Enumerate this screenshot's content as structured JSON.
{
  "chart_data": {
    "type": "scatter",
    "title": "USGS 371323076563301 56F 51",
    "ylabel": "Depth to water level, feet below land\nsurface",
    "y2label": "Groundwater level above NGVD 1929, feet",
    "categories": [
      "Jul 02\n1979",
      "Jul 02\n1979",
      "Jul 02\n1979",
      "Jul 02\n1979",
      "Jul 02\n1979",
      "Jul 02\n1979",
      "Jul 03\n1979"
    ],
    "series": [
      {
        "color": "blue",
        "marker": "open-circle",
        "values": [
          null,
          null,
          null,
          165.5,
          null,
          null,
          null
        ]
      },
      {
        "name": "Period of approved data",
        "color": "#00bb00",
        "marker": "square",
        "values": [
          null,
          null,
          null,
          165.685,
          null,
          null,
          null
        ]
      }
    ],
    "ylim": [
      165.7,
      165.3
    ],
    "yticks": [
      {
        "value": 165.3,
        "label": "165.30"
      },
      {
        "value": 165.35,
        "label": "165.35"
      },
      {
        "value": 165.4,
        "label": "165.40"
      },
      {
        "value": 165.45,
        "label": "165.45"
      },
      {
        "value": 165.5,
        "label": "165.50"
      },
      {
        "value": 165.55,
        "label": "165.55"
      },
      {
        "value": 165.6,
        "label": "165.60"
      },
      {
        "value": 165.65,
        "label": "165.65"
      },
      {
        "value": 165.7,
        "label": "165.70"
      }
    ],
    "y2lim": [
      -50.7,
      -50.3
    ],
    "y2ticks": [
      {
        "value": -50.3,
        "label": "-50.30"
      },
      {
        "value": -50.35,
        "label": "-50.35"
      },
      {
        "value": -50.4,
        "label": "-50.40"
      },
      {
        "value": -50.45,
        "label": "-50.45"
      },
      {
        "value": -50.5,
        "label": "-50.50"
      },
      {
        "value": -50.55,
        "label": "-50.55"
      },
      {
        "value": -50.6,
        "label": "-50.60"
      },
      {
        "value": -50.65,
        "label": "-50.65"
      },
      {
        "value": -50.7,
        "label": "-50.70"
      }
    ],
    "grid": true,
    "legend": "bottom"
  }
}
=-=-=
* Task description: Output all preceding records character for character.

* Problem solution:
Enumerate this screenshot's content as structured JSON.
{
  "chart_data": {
    "type": "scatter",
    "title": "USGS 371323076563301 56F 51",
    "ylabel": "Depth to water level, feet below land\nsurface",
    "y2label": "Groundwater level above NGVD 1929, feet",
    "categories": [
      "Jul 02\n1979",
      "Jul 02\n1979",
      "Jul 02\n1979",
      "Jul 02\n1979",
      "Jul 02\n1979",
      "Jul 02\n1979",
      "Jul 03\n1979"
    ],
    "series": [
      {
        "color": "blue",
        "marker": "open-circle",
        "values": [
          null,
          null,
          null,
          165.5,
          null,
          null,
          null
        ]
      },
      {
        "name": "Period of approved data",
        "color": "#00bb00",
        "marker": "square",
        "values": [
          null,
          null,
          null,
          165.685,
          null,
          null,
          null
        ]
      }
    ],
    "ylim": [
      165.7,
      165.3
    ],
    "yticks": [
      {
        "value": 165.3,
        "label": "165.30"
      },
      {
        "value": 165.35,
        "label": "165.35"
      },
      {
        "value": 165.4,
        "label": "165.40"
      },
      {
        "value": 165.45,
        "label": "165.45"
      },
      {
        "value": 165.5,
        "label": "165.50"
      },
      {
        "value": 165.55,
        "label": "165.55"
      },
      {
        "value": 165.6,
        "label": "165.60"
      },
      {
        "value": 165.65,
        "label": "165.65"
      },
      {
        "value": 165.7,
        "label": "165.70"
      }
    ],
    "y2lim": [
      -50.7,
      -50.3
    ],
    "y2ticks": [
      {
        "value": -50.3,
        "label": "-50.30"
      },
      {
        "value": -50.35,
        "label": "-50.35"
      },
      {
        "value": -50.4,
        "label": "-50.40"
      },
      {
        "value": -50.45,
        "label": "-50.45"
      },
      {
        "value": -50.5,
        "label": "-50.50"
      },
      {
        "value": -50.55,
        "label": "-50.55"
      },
      {
        "value": -50.6,
        "label": "-50.60"
      },
      {
        "value": -50.65,
        "label": "-50.65"
      },
      {
        "value": -50.7,
        "label": "-50.70"
      }
    ],
    "grid": true,
    "legend": "bottom"
  }
}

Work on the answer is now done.